Churchill and most Conservative leaders who followed him saw a strong, united Europe as crucial for Britain’s future security, not least against any Russian threat. They knew that Britain alone couldn’t afford Europe’s defence bill, that conscription in peacetime wouldn’t work in Britain and that the US couldn’t always be counted on to come to the rescue. South Ossetia ought to mark a new shift in British foreign policy, but I fear it will not.
Ed Davey is the Liberal Democrats’ Shadow Foreign Secretary.
40 Comments
Great article Ed. Conservative hypocrisy over Georgia has been breathtaking. It is precisely our illegal foreign invasions which have provided the context in which it is now impossible to adequately oppose Russia, both morally and practically. If I were Putin, I would be killing myself laughing.
Sarkozy is clearly the best bet. Unlike Bush, he is on the way up, not the way out. Unlike Brown, he was actually elected.
The paragraph on nuclear disarmament seems terribly incoherent.
“Let’s have a review” is scarcely an inspiring rallying call. Apart from the fact that in Davey’s eyes the Russians are “brutal bullies” one minute, and have been “deliberately excluded and antagonised” the next, it’s not at all clear who he sees our nuclear weapons as protecting us against, or in what circumstances he would renounce our own nuclear weapons.
And if you say that “the cold logic that led Winston Churchill and Margaret Thatcher also to propose major rearmament seems to have passed the neo-Conservatives by”, doesn’t that imply that you support “major rearmament”? Puzzling.
“Second, we must re-visit defence expenditure.”
Frighteningly, the UK spends more than Russia on its military, yet is not a fraction as capable. Where does all the money go? Heck, we’ve barely got enough infantry.
This is wonderful news the Lib Dems arguing for increased defence spending and rearmament. We are fighting two wars with inadequate resources, the defence budget is stretched and our troops are being badly let down. We need more funding (at least doubling) to ensure our security in the troubled new millenium.
I find this argument wholly in agreement with my own judgements.
These 2 statements made me laugh and cry:
“Russia might be more impressed by macho talk from Dick Cheney and the Conservative Leader if it was accompanied by pledges to return defence expenditure to Cold War levels and introduce conscription.”
“This should include an urgent review of our nuclear weapons programme, where spending is rising above Cold War levels thanks to the crazy joint Labour-Conservative decision to renew Trident”

## REQUIRED WORK
1) Repeat everything in the passage on Britain and Russia from "And if you say" down to "my own judgements.".
2) Answer these questions about the passage on Britain and Russia:
(a) What position does the passage give for Ed Davey?
(b) How many comments does the passage say there are?
(c) By how much does one commenter say defense funding should increase?
3) Write the next part of the passage on Britain and Russia, picking up after its final sentence.

## COLLECTED MATERIAL
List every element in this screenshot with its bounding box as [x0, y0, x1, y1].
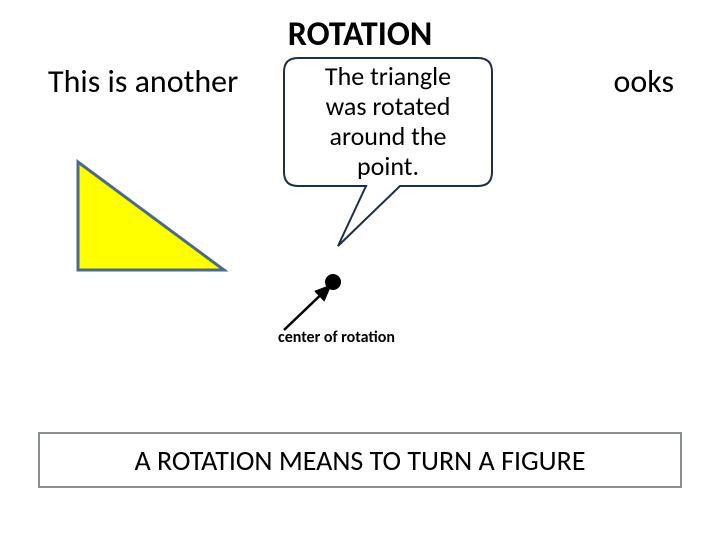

## ANSWERS FOR THIS EXERCISE
1)
And if you say that “the cold logic that led Winston Churchill and Margaret Thatcher also to propose major rearmament seems to have passed the neo-Conservatives by”, doesn’t that imply that you support “major rearmament”? Puzzling.
“Second, we must re-visit defence expenditure.”
Frighteningly, the UK spends more than Russia on its military, yet is not a fraction as capable. Where does all the money go? Heck, we’ve barely got enough infantry.
This is wonderful news the Lib Dems arguing for increased defence spending and rearmament. We are fighting two wars with inadequate resources, the defence budget is stretched and our troops are being badly let down. We need more funding (at least doubling) to ensure our security in the troubled new millenium.
I find this argument wholly in agreement with my own judgements.

2)
(a) The Liberal Democrats' Shadow Foreign Secretary.
(b) 40.
(c) At least doubling.

3)
I laughed because taken together they show that you can’t string together a logical argument, and more fool the Lib Dems for having you as their Foreign Affairs spokesman.
I cried because as a tax payer I have to pay part of your parliamentary salary.
How concerned should I be that the Foreign Affairs spokeman for the Liberal Democrats doesn’t know that France is already a member of NATO?
This article does have some sensible suggestions within it, but its overall tone and message is muddled.
I’m not at all sure whether Ed Davey’s is arguing for us to prevent conflict by having a less antagonistic foreign policy or for us to face the Russians down with rearmament, presumably paid for by scrapping Trident. If it is both, he has not adequately explained how those two strands relate to each other.
A better line in my view is to focus on the need to reinvest in our convention forces, and leave out the figleaf for the United Nations which is in any case powerless against Russia due to the Russian veto.
In his foreign policy, Theodore Roosevelt commented that one should “speak softly and carry a big stick”. If Ed were to confine his arguments to the idea that McCain and Cameron are failing to do either of those things, that might well be more effective.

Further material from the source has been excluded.